» **What you need to do**:
Your task is to reproduce the material exactly.

» **Dataset rows**:
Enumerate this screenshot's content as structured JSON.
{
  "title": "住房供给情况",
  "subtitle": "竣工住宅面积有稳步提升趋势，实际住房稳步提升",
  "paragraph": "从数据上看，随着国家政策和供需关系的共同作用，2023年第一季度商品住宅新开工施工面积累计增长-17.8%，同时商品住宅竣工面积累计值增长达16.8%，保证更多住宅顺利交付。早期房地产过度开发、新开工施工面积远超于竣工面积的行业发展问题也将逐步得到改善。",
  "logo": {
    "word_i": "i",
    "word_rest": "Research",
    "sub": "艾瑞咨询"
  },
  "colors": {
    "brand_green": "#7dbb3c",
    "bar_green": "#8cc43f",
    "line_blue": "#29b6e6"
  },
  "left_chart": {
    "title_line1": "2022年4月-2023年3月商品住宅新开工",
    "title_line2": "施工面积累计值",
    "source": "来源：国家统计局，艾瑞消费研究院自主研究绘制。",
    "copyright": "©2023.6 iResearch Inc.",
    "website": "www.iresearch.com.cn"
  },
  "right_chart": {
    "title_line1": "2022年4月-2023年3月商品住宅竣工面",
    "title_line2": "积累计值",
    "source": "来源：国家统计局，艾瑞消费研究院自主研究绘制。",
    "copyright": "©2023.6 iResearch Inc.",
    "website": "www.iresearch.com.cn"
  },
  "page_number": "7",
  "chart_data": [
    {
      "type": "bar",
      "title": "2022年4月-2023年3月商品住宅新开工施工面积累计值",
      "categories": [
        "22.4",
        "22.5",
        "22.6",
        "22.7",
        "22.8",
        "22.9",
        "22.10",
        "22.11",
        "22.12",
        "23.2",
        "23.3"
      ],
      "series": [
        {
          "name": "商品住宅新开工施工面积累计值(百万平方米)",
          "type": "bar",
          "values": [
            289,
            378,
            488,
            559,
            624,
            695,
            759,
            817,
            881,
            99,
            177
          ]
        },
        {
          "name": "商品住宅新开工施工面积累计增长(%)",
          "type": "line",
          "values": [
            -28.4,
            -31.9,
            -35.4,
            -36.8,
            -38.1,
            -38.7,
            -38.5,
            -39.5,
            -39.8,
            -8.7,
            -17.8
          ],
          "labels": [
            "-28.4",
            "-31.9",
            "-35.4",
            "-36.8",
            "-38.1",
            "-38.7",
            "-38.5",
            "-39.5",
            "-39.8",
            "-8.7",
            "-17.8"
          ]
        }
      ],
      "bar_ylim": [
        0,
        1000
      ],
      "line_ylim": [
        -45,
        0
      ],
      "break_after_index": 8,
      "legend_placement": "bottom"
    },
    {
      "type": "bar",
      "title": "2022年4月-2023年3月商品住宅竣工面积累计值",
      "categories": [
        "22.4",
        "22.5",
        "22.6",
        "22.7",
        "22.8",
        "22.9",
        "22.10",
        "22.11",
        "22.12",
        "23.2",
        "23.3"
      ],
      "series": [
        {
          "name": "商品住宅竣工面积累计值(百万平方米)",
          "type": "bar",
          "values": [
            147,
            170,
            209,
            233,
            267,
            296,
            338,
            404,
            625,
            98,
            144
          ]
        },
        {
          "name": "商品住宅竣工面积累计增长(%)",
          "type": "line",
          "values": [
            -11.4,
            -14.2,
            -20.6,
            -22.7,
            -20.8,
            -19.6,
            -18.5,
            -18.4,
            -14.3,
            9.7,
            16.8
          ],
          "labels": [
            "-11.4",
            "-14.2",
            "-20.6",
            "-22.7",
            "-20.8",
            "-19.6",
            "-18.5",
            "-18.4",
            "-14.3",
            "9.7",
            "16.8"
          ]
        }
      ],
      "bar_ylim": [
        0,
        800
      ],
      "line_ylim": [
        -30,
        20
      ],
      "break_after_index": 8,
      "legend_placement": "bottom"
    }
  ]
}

» **Result for this task**:
Enumerate this screenshot's content as structured JSON.
{
  "title": "住房供给情况",
  "subtitle": "竣工住宅面积有稳步提升趋势，实际住房稳步提升",
  "paragraph": "从数据上看，随着国家政策和供需关系的共同作用，2023年第一季度商品住宅新开工施工面积累计增长-17.8%，同时商品住宅竣工面积累计值增长达16.8%，保证更多住宅顺利交付。早期房地产过度开发、新开工施工面积远超于竣工面积的行业发展问题也将逐步得到改善。",
  "logo": {
    "word_i": "i",
    "word_rest": "Research",
    "sub": "艾瑞咨询"
  },
  "colors": {
    "brand_green": "#7dbb3c",
    "bar_green": "#8cc43f",
    "line_blue": "#29b6e6"
  },
  "left_chart": {
    "title_line1": "2022年4月-2023年3月商品住宅新开工",
    "title_line2": "施工面积累计值",
    "source": "来源：国家统计局，艾瑞消费研究院自主研究绘制。",
    "copyright": "©2023.6 iResearch Inc.",
    "website": "www.iresearch.com.cn"
  },
  "right_chart": {
    "title_line1": "2022年4月-2023年3月商品住宅竣工面",
    "title_line2": "积累计值",
    "source": "来源：国家统计局，艾瑞消费研究院自主研究绘制。",
    "copyright": "©2023.6 iResearch Inc.",
    "website": "www.iresearch.com.cn"
  },
  "page_number": "7",
  "chart_data": [
    {
      "type": "bar",
      "title": "2022年4月-2023年3月商品住宅新开工施工面积累计值",
      "categories": [
        "22.4",
        "22.5",
        "22.6",
        "22.7",
        "22.8",
        "22.9",
        "22.10",
        "22.11",
        "22.12",
        "23.2",
        "23.3"
      ],
      "series": [
        {
          "name": "商品住宅新开工施工面积累计值(百万平方米)",
          "type": "bar",
          "values": [
            289,
            378,
            488,
            559,
            624,
            695,
            759,
            817,
            881,
            99,
            177
          ]
        },
        {
          "name": "商品住宅新开工施工面积累计增长(%)",
          "type": "line",
          "values": [
            -28.4,
            -31.9,
            -35.4,
            -36.8,
            -38.1,
            -38.7,
            -38.5,
            -39.5,
            -39.8,
            -8.7,
            -17.8
          ],
          "labels": [
            "-28.4",
            "-31.9",
            "-35.4",
            "-36.8",
            "-38.1",
            "-38.7",
            "-38.5",
            "-39.5",
            "-39.8",
            "-8.7",
            "-17.8"
          ]
        }
      ],
      "bar_ylim": [
        0,
        1000
      ],
      "line_ylim": [
        -45,
        0
      ],
      "break_after_index": 8,
      "legend_placement": "bottom"
    },
    {
      "type": "bar",
      "title": "2022年4月-2023年3月商品住宅竣工面积累计值",
      "categories": [
        "22.4",
        "22.5",
        "22.6",
        "22.7",
        "22.8",
        "22.9",
        "22.10",
        "22.11",
        "22.12",
        "23.2",
        "23.3"
      ],
      "series": [
        {
          "name": "商品住宅竣工面积累计值(百万平方米)",
          "type": "bar",
          "values": [
            147,
            170,
            209,
            233,
            267,
            296,
            338,
            404,
            625,
            98,
            144
          ]
        },
        {
          "name": "商品住宅竣工面积累计增长(%)",
          "type": "line",
          "values": [
            -11.4,
            -14.2,
            -20.6,
            -22.7,
            -20.8,
            -19.6,
            -18.5,
            -18.4,
            -14.3,
            9.7,
            16.8
          ],
          "labels": [
            "-11.4",
            "-14.2",
            "-20.6",
            "-22.7",
            "-20.8",
            "-19.6",
            "-18.5",
            "-18.4",
            "-14.3",
            "9.7",
            "16.8"
          ]
        }
      ],
      "bar_ylim": [
        0,
        800
      ],
      "line_ylim": [
        -30,
        20
      ],
      "break_after_index": 8,
      "legend_placement": "bottom"
    }
  ]
}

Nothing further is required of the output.